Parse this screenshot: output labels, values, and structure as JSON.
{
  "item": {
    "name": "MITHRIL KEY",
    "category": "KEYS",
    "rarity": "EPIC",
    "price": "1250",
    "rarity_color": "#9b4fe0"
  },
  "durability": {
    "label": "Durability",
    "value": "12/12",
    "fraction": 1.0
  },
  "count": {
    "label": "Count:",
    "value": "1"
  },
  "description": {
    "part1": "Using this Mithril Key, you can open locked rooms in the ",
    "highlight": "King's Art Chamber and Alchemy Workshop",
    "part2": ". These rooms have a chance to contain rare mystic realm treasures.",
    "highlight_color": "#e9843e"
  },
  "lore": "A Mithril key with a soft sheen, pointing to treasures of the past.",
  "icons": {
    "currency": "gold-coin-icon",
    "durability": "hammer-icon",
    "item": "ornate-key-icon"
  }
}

— Problem details —
Copy every single line of the material above that holds "this".

— Reply to the task —
Parse this screenshot: output labels, values, and structure as JSON.
    "part1": "Using this Mithril Key, you can open locked rooms in the ",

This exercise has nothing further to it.